- [What to produce]: Check each line of the listing below for the string "frame", and give only how many lines hold it.

- [Information shown]:

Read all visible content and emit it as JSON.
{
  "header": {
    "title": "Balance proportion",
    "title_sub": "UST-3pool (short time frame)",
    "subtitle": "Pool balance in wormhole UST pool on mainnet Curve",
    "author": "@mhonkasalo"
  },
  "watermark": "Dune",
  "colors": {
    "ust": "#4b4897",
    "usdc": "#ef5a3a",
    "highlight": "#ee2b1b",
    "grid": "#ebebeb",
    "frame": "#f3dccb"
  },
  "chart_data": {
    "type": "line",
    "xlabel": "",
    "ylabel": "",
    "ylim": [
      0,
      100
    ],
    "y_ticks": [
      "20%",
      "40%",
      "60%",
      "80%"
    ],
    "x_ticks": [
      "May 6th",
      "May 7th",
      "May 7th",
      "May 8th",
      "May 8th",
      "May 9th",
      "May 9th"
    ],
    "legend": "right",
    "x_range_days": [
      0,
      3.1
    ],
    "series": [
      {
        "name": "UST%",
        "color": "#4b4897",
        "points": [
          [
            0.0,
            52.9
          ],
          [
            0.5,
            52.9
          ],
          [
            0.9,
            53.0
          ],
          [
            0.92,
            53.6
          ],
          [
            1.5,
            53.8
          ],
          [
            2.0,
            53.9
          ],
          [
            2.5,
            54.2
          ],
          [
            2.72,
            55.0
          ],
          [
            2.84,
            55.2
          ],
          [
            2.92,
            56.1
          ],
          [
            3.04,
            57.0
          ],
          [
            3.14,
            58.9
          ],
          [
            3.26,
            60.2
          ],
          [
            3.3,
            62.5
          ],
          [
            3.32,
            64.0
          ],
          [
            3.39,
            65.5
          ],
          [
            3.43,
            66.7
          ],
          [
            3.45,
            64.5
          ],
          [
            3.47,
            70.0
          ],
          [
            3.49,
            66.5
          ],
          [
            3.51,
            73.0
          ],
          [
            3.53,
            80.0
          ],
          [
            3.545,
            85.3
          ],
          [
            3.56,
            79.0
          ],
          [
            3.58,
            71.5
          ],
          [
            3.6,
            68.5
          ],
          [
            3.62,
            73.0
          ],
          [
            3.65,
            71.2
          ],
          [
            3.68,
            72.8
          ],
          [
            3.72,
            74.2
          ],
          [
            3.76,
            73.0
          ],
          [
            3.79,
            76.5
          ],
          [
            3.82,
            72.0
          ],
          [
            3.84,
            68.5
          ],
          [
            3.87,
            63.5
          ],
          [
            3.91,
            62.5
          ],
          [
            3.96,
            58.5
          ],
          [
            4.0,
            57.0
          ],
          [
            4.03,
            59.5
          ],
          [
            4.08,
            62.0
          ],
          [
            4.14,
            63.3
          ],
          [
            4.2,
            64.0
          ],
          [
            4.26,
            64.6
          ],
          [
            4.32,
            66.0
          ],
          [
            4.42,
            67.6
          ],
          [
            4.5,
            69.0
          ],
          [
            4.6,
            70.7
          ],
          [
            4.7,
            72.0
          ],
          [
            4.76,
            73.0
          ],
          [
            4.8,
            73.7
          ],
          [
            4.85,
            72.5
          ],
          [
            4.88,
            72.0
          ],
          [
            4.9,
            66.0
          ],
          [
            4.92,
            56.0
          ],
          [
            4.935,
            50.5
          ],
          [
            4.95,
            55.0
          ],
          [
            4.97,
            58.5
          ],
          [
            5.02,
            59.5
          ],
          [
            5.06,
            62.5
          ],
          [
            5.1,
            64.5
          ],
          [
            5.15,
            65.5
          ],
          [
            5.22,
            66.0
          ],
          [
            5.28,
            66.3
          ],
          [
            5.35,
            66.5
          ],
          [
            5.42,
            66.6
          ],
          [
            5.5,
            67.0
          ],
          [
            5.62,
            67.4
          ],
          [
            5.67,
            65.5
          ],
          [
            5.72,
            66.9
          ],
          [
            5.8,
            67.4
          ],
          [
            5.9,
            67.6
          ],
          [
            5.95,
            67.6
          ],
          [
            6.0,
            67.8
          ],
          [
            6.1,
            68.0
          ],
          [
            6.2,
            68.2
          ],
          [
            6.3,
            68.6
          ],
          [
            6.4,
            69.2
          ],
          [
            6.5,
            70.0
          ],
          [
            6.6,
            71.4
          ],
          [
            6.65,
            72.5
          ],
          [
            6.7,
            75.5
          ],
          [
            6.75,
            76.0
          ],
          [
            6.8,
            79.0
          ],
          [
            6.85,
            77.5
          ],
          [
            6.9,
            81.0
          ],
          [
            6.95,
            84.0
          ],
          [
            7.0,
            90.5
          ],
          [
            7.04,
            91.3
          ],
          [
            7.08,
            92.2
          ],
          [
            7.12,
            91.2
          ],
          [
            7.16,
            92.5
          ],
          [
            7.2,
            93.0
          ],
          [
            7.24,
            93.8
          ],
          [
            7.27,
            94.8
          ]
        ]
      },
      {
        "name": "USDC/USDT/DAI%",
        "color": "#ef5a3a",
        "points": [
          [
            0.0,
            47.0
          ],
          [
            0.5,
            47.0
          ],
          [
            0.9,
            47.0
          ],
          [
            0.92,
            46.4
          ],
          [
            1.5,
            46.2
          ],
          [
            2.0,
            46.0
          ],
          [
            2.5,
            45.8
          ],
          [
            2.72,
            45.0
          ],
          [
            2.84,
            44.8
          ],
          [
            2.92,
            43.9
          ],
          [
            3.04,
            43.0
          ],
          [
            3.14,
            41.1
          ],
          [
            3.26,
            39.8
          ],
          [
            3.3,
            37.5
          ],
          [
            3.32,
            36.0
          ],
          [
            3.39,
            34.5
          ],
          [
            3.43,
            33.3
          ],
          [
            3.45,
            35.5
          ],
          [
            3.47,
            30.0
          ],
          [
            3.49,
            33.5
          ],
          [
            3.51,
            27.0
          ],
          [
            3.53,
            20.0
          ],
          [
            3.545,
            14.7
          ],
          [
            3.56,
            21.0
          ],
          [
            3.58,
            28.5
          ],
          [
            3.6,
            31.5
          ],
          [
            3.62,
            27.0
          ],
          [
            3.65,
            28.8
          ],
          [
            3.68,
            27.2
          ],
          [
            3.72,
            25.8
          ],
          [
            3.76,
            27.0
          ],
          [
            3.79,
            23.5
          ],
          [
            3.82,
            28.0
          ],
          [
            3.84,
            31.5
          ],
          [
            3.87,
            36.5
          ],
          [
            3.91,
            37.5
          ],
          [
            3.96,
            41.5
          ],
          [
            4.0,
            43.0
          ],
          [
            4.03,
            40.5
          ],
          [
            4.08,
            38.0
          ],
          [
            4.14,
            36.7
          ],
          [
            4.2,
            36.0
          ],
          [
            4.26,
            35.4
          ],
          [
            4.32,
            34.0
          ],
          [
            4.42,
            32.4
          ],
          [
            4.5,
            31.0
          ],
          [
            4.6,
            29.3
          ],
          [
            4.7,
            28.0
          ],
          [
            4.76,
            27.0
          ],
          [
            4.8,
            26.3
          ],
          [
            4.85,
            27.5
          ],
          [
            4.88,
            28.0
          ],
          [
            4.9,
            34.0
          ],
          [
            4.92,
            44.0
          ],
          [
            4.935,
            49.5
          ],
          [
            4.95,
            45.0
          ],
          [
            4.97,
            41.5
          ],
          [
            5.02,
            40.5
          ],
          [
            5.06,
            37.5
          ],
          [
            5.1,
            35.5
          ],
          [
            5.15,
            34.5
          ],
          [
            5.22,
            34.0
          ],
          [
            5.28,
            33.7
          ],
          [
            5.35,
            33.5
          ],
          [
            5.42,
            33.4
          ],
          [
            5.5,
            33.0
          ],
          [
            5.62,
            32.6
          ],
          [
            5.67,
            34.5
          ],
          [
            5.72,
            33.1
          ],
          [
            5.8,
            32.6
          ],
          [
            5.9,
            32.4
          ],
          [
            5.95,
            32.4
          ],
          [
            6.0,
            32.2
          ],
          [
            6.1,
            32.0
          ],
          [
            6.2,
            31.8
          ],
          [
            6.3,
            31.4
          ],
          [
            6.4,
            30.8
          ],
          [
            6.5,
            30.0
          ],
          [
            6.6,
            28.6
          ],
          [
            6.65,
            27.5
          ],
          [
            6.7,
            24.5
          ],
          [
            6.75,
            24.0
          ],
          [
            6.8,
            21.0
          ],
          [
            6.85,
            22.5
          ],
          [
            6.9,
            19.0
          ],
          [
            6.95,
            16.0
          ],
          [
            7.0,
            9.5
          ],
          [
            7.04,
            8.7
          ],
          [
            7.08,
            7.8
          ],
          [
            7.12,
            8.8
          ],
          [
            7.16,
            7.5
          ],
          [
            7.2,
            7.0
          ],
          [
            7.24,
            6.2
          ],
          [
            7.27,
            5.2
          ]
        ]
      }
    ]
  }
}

- [Answer to this task]: 2